DESCRIPTION DU PROBLÈME:
Recopiez à l'identique la liste, depuis son début jusqu'à la ligne contenant « horizontal-accel-slider[interactable] bbox=[898, 501, 1295, 531] », celle-ci comprise.

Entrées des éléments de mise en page
==*==

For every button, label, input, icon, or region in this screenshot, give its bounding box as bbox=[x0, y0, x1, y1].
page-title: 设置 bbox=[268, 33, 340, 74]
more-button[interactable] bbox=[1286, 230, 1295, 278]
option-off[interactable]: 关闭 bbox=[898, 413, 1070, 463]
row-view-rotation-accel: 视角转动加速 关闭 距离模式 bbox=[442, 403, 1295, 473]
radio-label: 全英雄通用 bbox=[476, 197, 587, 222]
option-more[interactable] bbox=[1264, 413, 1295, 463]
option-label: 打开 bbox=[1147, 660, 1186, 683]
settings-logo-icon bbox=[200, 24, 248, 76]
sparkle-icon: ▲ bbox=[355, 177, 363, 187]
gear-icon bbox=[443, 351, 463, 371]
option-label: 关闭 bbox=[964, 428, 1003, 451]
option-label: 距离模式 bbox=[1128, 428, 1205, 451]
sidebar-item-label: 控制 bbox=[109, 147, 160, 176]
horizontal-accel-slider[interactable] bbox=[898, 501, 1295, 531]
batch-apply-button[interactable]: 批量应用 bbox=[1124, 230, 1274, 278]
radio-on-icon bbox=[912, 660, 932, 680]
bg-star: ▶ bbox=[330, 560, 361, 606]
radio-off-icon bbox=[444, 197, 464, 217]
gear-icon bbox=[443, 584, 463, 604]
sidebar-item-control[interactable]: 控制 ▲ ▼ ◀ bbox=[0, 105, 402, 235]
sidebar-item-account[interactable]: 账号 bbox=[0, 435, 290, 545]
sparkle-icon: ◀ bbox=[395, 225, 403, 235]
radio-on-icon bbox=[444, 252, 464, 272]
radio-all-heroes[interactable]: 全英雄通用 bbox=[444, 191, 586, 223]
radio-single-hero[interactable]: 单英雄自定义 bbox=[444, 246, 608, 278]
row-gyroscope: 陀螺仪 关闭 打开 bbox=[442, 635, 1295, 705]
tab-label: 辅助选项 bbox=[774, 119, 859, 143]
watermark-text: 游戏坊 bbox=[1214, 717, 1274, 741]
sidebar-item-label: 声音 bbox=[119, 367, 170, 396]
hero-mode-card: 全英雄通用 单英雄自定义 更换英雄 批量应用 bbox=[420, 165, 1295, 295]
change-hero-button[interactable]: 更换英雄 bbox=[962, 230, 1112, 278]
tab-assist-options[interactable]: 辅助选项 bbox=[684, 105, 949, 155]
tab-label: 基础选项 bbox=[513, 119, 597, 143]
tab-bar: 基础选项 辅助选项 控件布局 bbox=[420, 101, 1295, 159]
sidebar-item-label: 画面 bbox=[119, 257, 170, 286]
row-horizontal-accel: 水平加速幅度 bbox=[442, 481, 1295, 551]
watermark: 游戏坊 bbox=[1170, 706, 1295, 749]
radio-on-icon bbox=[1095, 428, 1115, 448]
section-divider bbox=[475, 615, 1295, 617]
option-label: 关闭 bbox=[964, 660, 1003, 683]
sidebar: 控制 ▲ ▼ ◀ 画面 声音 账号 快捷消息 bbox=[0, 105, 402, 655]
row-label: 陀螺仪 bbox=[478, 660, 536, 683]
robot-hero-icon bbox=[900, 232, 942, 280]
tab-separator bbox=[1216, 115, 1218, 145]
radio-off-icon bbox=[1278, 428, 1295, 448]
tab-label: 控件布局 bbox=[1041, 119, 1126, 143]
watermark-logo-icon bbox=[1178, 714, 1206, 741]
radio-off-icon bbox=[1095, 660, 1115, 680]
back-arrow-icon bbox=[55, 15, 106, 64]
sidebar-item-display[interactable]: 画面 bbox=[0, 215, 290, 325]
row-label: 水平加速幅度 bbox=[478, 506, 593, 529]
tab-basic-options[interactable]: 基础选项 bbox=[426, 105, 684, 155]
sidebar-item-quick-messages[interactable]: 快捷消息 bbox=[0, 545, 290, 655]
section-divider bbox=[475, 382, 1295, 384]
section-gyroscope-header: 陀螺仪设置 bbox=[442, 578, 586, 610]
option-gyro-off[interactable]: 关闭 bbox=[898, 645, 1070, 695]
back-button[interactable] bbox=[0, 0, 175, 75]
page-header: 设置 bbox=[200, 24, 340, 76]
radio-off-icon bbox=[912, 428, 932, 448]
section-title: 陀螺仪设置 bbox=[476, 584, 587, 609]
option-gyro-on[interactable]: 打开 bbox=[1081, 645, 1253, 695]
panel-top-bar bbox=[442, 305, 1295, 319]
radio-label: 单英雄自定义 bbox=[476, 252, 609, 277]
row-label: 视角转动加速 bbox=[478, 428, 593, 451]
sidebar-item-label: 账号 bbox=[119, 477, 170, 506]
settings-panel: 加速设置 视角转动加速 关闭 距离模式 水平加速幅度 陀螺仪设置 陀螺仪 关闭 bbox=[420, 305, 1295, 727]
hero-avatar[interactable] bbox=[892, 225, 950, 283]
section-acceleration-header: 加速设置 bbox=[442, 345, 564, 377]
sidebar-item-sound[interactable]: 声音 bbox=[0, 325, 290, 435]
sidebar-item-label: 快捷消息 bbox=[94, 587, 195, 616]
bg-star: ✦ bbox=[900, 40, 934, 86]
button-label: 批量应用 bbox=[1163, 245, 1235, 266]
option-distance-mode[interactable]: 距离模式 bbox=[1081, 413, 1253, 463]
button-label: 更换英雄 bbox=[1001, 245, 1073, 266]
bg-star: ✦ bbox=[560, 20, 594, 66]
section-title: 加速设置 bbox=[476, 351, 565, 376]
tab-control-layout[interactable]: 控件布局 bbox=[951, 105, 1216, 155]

==*==

RÉPONSE COMPLÈTE:
For every button, label, input, icon, or region in this screenshot, give its bounding box as bbox=[x0, y0, x1, y1].
page-title: 设置 bbox=[268, 33, 340, 74]
more-button[interactable] bbox=[1286, 230, 1295, 278]
option-off[interactable]: 关闭 bbox=[898, 413, 1070, 463]
row-view-rotation-accel: 视角转动加速 关闭 距离模式 bbox=[442, 403, 1295, 473]
radio-label: 全英雄通用 bbox=[476, 197, 587, 222]
option-more[interactable] bbox=[1264, 413, 1295, 463]
option-label: 打开 bbox=[1147, 660, 1186, 683]
settings-logo-icon bbox=[200, 24, 248, 76]
sparkle-icon: ▲ bbox=[355, 177, 363, 187]
gear-icon bbox=[443, 351, 463, 371]
option-label: 关闭 bbox=[964, 428, 1003, 451]
option-label: 距离模式 bbox=[1128, 428, 1205, 451]
sidebar-item-label: 控制 bbox=[109, 147, 160, 176]
horizontal-accel-slider[interactable] bbox=[898, 501, 1295, 531]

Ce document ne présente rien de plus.